### Exercise
Identify the lines that contain the word "haben", then copy them.

====== Materials provided ======

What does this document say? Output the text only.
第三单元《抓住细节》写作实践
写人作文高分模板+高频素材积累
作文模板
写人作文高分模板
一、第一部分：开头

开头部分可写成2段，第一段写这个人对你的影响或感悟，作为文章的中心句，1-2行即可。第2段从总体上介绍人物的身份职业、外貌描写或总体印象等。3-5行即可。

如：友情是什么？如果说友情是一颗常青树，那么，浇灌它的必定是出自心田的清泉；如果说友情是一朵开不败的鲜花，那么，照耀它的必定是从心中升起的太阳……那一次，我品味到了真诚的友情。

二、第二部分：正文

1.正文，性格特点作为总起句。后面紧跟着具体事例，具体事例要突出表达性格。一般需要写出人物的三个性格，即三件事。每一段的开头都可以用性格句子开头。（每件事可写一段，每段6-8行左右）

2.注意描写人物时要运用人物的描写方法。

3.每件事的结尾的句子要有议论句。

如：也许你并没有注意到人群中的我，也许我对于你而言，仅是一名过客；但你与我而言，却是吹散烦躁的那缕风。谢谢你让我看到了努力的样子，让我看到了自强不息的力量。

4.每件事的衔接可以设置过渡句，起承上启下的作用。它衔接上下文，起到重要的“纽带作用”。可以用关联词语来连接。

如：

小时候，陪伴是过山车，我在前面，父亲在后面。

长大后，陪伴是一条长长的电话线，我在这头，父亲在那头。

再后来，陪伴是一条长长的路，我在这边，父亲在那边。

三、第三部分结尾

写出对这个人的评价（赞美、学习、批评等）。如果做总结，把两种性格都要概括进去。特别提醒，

======
====== Materials provided ======

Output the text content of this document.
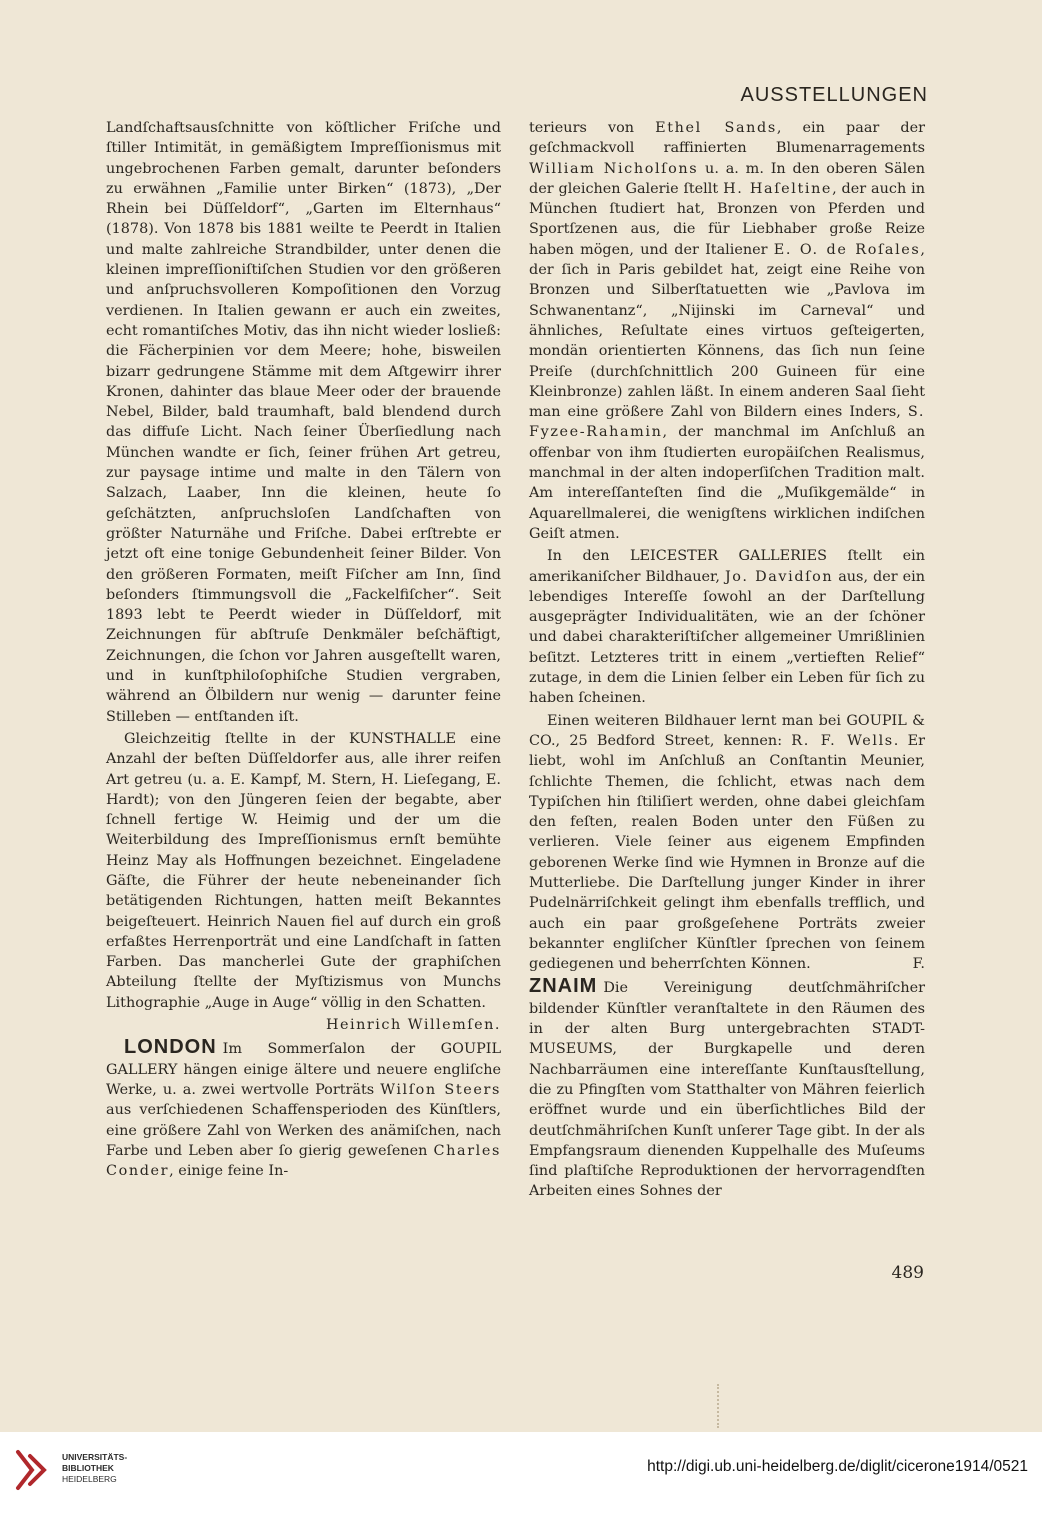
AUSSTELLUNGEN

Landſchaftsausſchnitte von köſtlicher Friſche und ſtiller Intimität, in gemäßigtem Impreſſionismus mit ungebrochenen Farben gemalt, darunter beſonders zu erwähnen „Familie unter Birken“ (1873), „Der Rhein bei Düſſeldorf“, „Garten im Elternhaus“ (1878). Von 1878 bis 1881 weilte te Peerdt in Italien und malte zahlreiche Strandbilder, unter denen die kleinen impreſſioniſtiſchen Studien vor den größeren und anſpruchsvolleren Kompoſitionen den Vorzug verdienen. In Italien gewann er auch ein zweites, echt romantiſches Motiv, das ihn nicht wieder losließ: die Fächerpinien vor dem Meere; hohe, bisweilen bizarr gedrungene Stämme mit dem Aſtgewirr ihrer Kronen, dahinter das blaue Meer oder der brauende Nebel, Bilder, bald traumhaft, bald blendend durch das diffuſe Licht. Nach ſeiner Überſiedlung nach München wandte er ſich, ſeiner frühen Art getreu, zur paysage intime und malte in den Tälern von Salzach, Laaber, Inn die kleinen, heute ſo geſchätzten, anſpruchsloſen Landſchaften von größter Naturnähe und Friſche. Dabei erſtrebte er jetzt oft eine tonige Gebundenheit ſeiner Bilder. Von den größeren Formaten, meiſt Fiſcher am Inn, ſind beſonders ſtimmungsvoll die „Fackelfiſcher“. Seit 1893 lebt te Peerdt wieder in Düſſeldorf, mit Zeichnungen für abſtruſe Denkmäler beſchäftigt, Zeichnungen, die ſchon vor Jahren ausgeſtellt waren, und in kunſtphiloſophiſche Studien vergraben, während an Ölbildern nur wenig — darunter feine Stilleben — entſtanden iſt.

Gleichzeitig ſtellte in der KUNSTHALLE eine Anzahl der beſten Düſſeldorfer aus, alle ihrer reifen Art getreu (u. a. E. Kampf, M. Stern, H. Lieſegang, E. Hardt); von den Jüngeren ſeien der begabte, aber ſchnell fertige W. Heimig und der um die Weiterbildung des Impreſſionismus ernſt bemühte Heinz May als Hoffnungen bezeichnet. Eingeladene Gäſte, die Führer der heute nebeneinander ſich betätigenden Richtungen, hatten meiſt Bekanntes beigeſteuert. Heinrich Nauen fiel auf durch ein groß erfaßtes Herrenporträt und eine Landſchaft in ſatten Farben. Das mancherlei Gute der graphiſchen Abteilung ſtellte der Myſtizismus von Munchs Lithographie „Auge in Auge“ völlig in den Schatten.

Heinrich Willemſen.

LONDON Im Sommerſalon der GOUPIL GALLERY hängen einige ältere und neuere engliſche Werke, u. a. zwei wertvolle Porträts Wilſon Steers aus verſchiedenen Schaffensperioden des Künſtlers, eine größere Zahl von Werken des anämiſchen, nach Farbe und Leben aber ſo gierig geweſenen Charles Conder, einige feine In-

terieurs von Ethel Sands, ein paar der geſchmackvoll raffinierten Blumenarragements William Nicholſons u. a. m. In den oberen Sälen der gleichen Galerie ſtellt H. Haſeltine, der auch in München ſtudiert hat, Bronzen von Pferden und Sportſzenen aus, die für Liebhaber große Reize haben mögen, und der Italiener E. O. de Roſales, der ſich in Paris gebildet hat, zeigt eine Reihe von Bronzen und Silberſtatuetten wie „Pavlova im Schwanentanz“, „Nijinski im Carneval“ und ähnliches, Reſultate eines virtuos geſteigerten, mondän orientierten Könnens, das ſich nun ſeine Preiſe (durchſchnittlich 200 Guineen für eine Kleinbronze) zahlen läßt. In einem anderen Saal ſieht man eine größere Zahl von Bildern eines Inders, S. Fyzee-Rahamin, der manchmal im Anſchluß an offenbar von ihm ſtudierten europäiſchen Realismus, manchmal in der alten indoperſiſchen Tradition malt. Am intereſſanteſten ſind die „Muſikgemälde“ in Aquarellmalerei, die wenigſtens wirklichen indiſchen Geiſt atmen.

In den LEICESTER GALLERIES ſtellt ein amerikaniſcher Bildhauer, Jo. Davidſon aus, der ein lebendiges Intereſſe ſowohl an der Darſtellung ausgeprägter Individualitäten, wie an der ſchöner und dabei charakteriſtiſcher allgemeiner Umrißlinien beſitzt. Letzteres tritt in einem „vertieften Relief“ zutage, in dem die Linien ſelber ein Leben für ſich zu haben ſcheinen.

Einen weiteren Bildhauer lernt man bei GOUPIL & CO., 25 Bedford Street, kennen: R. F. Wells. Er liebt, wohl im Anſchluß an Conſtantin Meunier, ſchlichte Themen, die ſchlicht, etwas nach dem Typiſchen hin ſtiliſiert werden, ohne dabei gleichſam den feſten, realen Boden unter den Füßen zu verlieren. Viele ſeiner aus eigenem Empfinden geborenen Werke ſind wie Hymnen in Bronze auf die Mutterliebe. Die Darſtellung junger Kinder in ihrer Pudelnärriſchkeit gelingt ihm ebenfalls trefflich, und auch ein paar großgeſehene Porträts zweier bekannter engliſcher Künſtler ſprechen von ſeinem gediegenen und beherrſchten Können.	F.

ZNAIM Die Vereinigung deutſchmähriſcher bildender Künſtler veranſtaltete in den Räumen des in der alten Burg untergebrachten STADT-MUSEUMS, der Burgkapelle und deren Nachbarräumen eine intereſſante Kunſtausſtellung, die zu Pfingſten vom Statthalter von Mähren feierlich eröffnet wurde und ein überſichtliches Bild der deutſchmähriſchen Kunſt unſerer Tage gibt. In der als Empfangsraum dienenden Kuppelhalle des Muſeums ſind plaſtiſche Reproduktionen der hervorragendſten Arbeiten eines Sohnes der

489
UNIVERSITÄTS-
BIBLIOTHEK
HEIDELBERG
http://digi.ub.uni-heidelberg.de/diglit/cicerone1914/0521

======
====== Materials provided ======

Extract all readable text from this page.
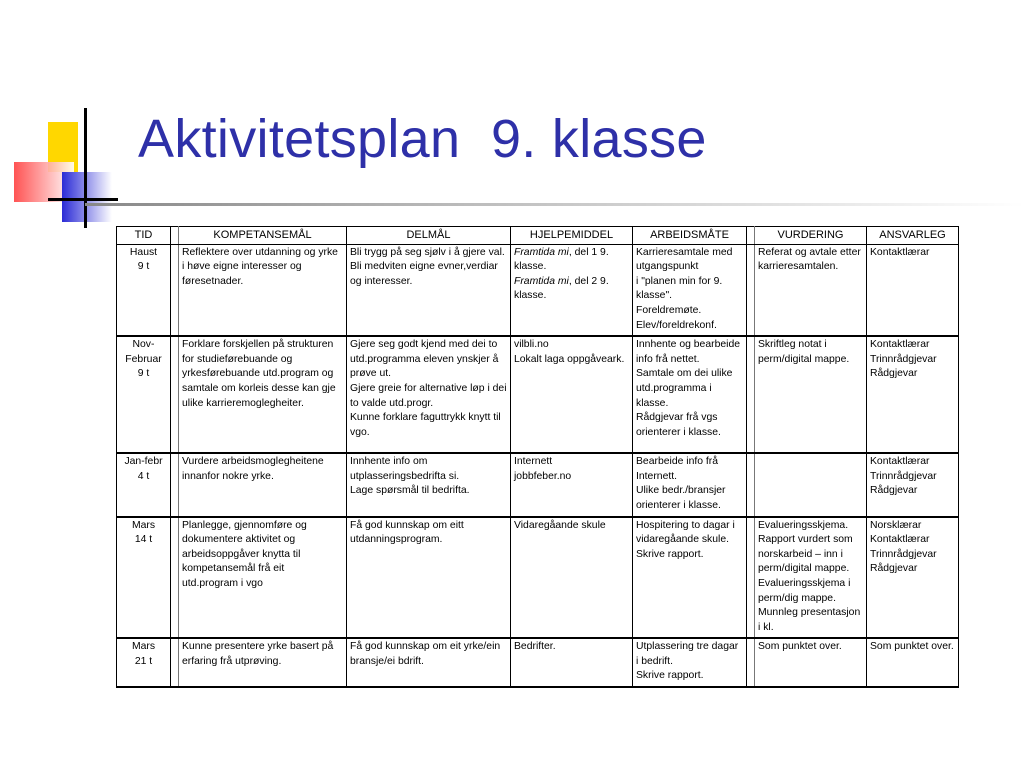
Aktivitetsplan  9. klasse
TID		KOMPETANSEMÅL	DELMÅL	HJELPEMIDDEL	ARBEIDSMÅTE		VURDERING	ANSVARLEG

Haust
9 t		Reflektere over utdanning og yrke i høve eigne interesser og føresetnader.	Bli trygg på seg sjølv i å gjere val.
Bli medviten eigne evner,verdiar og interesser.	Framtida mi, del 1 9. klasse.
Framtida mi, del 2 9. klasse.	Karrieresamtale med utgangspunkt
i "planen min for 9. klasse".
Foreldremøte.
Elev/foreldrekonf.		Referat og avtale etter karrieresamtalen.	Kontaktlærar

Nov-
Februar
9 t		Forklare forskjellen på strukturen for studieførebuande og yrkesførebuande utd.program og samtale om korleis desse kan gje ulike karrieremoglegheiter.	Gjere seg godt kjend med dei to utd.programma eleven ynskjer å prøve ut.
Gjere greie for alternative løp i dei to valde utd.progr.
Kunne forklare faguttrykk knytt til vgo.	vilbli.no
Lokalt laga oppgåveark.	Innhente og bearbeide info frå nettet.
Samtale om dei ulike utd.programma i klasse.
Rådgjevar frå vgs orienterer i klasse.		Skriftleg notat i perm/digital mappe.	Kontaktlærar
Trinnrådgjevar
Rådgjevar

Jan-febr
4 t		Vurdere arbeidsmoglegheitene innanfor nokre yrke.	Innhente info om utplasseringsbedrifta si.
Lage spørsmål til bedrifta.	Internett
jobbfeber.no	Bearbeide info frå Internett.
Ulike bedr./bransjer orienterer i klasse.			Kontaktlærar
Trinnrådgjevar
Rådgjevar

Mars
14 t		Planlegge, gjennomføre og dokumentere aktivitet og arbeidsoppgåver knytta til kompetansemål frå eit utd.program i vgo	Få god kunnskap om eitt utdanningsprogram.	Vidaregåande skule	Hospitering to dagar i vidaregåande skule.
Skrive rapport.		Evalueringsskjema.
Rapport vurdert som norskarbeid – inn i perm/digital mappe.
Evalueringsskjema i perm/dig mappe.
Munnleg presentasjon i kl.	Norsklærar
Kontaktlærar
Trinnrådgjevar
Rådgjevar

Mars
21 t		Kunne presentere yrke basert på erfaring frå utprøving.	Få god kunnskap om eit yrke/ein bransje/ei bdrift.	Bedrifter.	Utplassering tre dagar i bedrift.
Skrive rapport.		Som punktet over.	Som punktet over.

======

### Exercise answer
terieurs von Ethel Sands, ein paar der geſchmackvoll raffinierten Blumenarragements William Nicholſons u. a. m. In den oberen Sälen der gleichen Galerie ſtellt H. Haſeltine, der auch in München ſtudiert hat, Bronzen von Pferden und Sportſzenen aus, die für Liebhaber große Reize haben mögen, und der Italiener E. O. de Roſales, der ſich in Paris gebildet hat, zeigt eine Reihe von Bronzen und Silberſtatuetten wie „Pavlova im Schwanentanz“, „Nijinski im Carneval“ und ähnliches, Reſultate eines virtuos geſteigerten, mondän orientierten Könnens, das ſich nun ſeine Preiſe (durchſchnittlich 200 Guineen für eine Kleinbronze) zahlen läßt. In einem anderen Saal ſieht man eine größere Zahl von Bildern eines Inders, S. Fyzee-Rahamin, der manchmal im Anſchluß an offenbar von ihm ſtudierten europäiſchen Realismus, manchmal in der alten indoperſiſchen Tradition malt. Am intereſſanteſten ſind die „Muſikgemälde“ in Aquarellmalerei, die wenigſtens wirklichen indiſchen Geiſt atmen.
In den LEICESTER GALLERIES ſtellt ein amerikaniſcher Bildhauer, Jo. Davidſon aus, der ein lebendiges Intereſſe ſowohl an der Darſtellung ausgeprägter Individualitäten, wie an der ſchöner und dabei charakteriſtiſcher allgemeiner Umrißlinien beſitzt. Letzteres tritt in einem „vertieften Relief“ zutage, in dem die Linien ſelber ein Leben für ſich zu haben ſcheinen.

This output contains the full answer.